Begin Data shown
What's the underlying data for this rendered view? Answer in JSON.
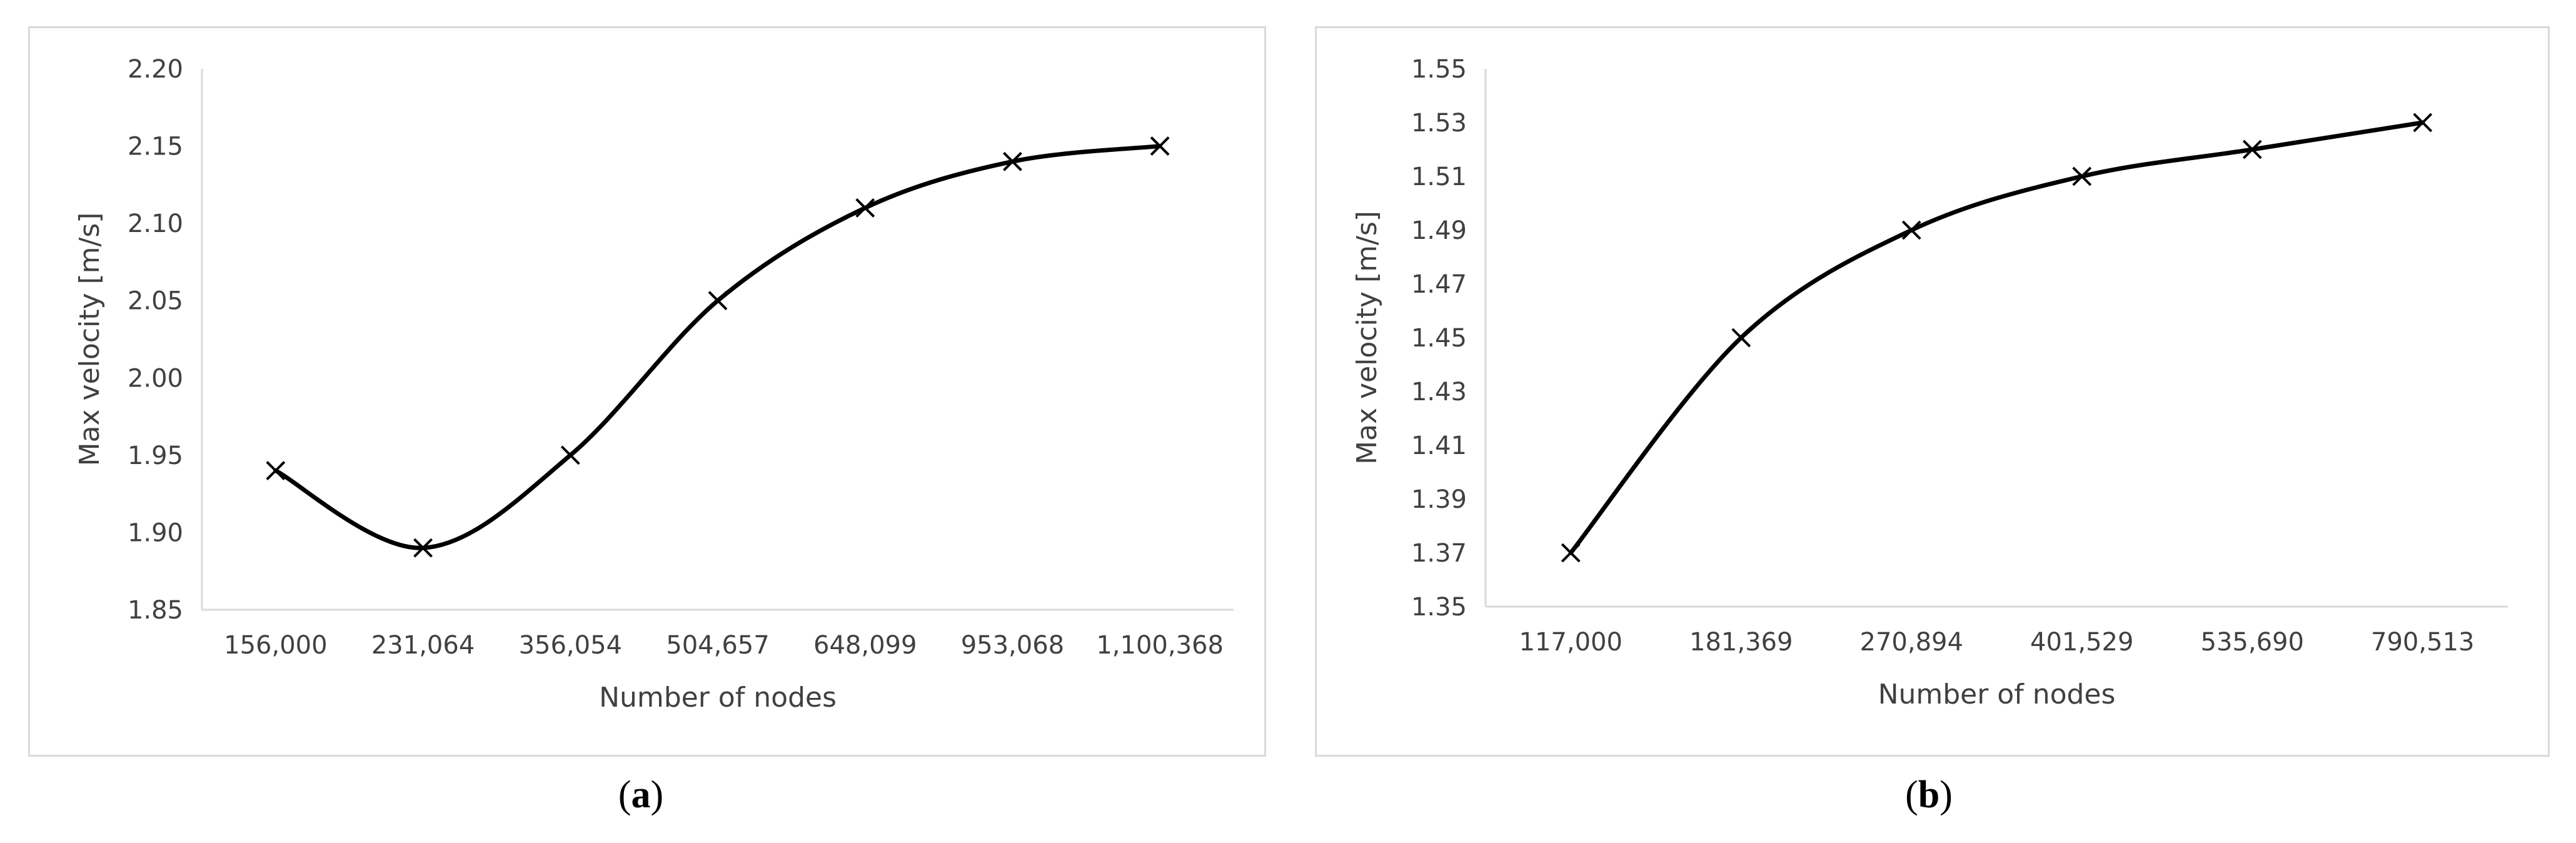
{
  "chart_data": [
    {
      "id": "a",
      "type": "line",
      "title": "",
      "xlabel": "Number of nodes",
      "ylabel": "Max velocity [m/s]",
      "categories": [
        "156,000",
        "231,064",
        "356,054",
        "504,657",
        "648,099",
        "953,068",
        "1,100,368"
      ],
      "series": [
        {
          "values": [
            1.94,
            1.89,
            1.95,
            2.05,
            2.11,
            2.14,
            2.15
          ]
        }
      ],
      "ylim": [
        1.85,
        2.2
      ],
      "yticks": [
        "1.85",
        "1.90",
        "1.95",
        "2.00",
        "2.05",
        "2.10",
        "2.15",
        "2.20"
      ],
      "grid": false,
      "marker": "x",
      "line_color": "#000000"
    },
    {
      "id": "b",
      "type": "line",
      "title": "",
      "xlabel": "Number of nodes",
      "ylabel": "Max velocity [m/s]",
      "categories": [
        "117,000",
        "181,369",
        "270,894",
        "401,529",
        "535,690",
        "790,513"
      ],
      "series": [
        {
          "values": [
            1.37,
            1.45,
            1.49,
            1.51,
            1.52,
            1.53
          ]
        }
      ],
      "ylim": [
        1.35,
        1.55
      ],
      "yticks": [
        "1.35",
        "1.37",
        "1.39",
        "1.41",
        "1.43",
        "1.45",
        "1.47",
        "1.49",
        "1.51",
        "1.53",
        "1.55"
      ],
      "grid": false,
      "marker": "x",
      "line_color": "#000000"
    }
  ],
  "captions": {
    "a": {
      "open": "(",
      "letter": "a",
      "close": ")"
    },
    "b": {
      "open": "(",
      "letter": "b",
      "close": ")"
    }
  }
}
End Data shown
• What you are asked to do: Repeat the material above word for word, please, apart from its images.

• Final result:
What's the underlying data for this rendered view? Answer in JSON.
{
  "chart_data": [
    {
      "id": "a",
      "type": "line",
      "title": "",
      "xlabel": "Number of nodes",
      "ylabel": "Max velocity [m/s]",
      "categories": [
        "156,000",
        "231,064",
        "356,054",
        "504,657",
        "648,099",
        "953,068",
        "1,100,368"
      ],
      "series": [
        {
          "values": [
            1.94,
            1.89,
            1.95,
            2.05,
            2.11,
            2.14,
            2.15
          ]
        }
      ],
      "ylim": [
        1.85,
        2.2
      ],
      "yticks": [
        "1.85",
        "1.90",
        "1.95",
        "2.00",
        "2.05",
        "2.10",
        "2.15",
        "2.20"
      ],
      "grid": false,
      "marker": "x",
      "line_color": "#000000"
    },
    {
      "id": "b",
      "type": "line",
      "title": "",
      "xlabel": "Number of nodes",
      "ylabel": "Max velocity [m/s]",
      "categories": [
        "117,000",
        "181,369",
        "270,894",
        "401,529",
        "535,690",
        "790,513"
      ],
      "series": [
        {
          "values": [
            1.37,
            1.45,
            1.49,
            1.51,
            1.52,
            1.53
          ]
        }
      ],
      "ylim": [
        1.35,
        1.55
      ],
      "yticks": [
        "1.35",
        "1.37",
        "1.39",
        "1.41",
        "1.43",
        "1.45",
        "1.47",
        "1.49",
        "1.51",
        "1.53",
        "1.55"
      ],
      "grid": false,
      "marker": "x",
      "line_color": "#000000"
    }
  ],
  "captions": {
    "a": {
      "open": "(",
      "letter": "a",
      "close": ")"
    },
    "b": {
      "open": "(",
      "letter": "b",
      "close": ")"
    }
  }
}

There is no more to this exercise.